Task to complete: Identify each line containing the word "Packer" and copy it.

Collected data:
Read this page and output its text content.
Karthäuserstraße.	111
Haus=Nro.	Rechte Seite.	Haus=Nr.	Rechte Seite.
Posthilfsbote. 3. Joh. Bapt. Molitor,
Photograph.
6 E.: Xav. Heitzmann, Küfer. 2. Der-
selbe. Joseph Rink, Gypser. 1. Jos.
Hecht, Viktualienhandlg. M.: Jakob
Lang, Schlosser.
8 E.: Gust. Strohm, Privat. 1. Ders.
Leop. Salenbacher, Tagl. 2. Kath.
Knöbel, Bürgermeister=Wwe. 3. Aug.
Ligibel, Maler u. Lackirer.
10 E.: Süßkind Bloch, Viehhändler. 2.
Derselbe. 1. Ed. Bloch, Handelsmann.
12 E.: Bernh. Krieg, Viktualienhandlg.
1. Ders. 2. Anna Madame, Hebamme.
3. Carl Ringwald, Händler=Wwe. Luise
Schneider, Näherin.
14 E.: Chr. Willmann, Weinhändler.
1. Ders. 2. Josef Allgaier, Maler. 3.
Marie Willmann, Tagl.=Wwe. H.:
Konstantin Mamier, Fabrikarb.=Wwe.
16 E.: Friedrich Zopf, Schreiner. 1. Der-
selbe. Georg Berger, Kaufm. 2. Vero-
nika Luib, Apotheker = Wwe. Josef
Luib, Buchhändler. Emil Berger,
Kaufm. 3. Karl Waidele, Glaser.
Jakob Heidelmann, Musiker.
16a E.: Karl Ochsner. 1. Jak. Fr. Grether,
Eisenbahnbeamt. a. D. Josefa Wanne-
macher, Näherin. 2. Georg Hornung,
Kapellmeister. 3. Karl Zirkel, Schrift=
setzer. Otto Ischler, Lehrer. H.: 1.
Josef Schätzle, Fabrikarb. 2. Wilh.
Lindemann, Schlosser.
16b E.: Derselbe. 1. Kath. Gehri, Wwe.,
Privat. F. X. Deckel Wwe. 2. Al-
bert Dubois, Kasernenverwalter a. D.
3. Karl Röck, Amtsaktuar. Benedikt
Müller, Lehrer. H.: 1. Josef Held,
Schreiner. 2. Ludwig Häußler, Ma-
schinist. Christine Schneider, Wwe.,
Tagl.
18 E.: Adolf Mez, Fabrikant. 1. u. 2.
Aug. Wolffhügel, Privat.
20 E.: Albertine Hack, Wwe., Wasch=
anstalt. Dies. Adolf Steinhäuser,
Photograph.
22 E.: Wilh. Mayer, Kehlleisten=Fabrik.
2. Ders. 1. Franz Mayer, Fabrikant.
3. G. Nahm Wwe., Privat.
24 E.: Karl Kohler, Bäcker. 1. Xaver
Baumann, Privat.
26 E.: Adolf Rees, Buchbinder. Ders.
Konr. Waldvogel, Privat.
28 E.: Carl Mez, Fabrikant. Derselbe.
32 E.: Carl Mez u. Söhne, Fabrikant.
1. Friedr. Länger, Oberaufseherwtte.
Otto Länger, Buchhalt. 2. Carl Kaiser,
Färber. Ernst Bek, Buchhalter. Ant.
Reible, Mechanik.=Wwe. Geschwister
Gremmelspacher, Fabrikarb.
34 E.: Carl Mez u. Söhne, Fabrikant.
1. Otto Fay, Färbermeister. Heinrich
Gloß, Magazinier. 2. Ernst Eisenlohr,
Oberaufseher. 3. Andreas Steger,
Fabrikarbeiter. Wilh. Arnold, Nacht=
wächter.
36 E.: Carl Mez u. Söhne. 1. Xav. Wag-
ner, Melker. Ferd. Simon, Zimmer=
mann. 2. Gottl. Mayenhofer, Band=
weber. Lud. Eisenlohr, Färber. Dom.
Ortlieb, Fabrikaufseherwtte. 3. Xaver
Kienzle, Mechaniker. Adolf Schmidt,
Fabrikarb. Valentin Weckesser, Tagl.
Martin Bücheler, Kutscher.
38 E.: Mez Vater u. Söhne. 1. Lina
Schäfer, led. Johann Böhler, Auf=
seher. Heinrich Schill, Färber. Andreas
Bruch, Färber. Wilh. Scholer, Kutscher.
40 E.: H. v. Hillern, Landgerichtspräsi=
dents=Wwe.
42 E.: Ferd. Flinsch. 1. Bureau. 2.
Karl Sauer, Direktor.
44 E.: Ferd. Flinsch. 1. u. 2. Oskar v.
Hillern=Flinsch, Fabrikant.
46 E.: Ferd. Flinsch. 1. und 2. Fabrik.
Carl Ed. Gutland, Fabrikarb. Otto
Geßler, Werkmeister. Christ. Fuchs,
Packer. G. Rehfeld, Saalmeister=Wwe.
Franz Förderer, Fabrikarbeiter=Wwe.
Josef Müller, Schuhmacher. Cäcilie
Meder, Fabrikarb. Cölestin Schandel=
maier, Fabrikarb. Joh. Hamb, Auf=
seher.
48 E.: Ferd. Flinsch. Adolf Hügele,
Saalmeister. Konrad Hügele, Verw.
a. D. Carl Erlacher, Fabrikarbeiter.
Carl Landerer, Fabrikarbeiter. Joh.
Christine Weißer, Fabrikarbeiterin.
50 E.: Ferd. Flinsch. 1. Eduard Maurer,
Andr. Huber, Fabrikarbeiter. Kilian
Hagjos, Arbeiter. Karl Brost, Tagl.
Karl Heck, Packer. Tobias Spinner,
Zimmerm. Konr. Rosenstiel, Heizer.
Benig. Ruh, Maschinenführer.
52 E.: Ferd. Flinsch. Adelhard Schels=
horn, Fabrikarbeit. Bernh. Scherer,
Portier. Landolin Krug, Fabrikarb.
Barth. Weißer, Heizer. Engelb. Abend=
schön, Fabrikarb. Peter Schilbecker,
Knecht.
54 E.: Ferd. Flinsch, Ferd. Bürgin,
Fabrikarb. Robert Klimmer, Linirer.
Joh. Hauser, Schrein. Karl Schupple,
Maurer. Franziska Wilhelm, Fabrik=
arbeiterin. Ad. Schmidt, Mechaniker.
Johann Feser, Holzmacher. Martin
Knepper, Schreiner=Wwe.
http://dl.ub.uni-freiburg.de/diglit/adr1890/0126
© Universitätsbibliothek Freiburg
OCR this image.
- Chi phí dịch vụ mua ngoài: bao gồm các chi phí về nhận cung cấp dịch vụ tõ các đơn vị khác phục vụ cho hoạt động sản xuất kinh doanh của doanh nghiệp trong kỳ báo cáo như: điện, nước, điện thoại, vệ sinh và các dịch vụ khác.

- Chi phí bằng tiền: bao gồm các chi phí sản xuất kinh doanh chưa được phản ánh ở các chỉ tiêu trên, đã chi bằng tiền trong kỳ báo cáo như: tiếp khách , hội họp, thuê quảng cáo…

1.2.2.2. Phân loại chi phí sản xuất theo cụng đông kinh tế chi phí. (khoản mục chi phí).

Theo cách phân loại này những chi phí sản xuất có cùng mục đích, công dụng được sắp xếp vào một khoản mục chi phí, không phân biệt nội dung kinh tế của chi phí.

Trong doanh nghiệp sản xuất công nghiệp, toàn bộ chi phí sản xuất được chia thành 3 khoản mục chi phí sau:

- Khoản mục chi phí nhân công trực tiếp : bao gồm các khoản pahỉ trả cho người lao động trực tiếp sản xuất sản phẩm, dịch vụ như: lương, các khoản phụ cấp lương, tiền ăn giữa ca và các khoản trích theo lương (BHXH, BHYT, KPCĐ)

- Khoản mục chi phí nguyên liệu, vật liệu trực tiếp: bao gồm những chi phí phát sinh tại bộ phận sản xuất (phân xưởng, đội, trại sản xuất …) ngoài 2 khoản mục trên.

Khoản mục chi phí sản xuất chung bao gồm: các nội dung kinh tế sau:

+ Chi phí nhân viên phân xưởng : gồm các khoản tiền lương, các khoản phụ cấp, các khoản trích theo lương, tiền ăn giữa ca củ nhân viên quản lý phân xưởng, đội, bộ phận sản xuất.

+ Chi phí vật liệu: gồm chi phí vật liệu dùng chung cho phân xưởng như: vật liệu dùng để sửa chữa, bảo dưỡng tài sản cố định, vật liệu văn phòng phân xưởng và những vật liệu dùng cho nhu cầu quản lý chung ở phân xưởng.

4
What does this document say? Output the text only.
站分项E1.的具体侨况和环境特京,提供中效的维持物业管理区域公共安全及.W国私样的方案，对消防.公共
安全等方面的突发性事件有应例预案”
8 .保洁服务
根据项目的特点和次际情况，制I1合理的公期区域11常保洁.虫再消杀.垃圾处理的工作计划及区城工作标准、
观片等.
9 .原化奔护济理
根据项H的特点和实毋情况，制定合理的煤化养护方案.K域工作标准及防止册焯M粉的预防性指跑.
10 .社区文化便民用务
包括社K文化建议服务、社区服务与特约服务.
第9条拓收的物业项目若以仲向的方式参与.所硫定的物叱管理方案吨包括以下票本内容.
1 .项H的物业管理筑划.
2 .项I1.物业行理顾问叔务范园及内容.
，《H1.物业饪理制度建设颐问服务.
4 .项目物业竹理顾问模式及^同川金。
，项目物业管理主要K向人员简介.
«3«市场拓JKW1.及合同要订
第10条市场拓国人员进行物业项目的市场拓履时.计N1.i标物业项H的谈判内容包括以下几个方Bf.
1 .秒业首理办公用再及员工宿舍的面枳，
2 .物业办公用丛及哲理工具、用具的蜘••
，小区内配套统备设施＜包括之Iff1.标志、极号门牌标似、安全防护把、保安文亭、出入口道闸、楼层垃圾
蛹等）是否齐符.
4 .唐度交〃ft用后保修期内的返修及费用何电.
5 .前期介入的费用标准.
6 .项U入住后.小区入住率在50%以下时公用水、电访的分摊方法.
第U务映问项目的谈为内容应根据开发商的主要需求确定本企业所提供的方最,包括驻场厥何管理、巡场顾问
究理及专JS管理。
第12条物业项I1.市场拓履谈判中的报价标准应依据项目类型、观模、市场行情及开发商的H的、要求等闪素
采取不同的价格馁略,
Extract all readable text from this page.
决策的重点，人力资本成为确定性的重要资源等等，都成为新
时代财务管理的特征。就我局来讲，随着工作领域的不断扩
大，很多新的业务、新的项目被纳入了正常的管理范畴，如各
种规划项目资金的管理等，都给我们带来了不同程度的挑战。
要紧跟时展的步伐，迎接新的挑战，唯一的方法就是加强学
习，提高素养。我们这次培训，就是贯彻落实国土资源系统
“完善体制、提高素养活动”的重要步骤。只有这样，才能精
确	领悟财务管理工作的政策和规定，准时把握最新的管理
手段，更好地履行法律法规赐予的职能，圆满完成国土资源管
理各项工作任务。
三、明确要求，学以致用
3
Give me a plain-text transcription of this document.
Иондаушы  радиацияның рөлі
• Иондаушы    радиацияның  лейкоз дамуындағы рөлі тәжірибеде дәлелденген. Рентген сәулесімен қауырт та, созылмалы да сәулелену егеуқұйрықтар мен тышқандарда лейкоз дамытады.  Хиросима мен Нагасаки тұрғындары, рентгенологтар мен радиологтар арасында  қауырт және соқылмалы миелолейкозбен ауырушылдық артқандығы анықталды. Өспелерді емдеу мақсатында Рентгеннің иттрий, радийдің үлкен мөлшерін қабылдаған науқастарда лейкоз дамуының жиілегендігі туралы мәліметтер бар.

Result for this task:
Packer. G. Rehfeld, Saalmeister=Wwe.
Karl Heck, Packer. Tobias Spinner,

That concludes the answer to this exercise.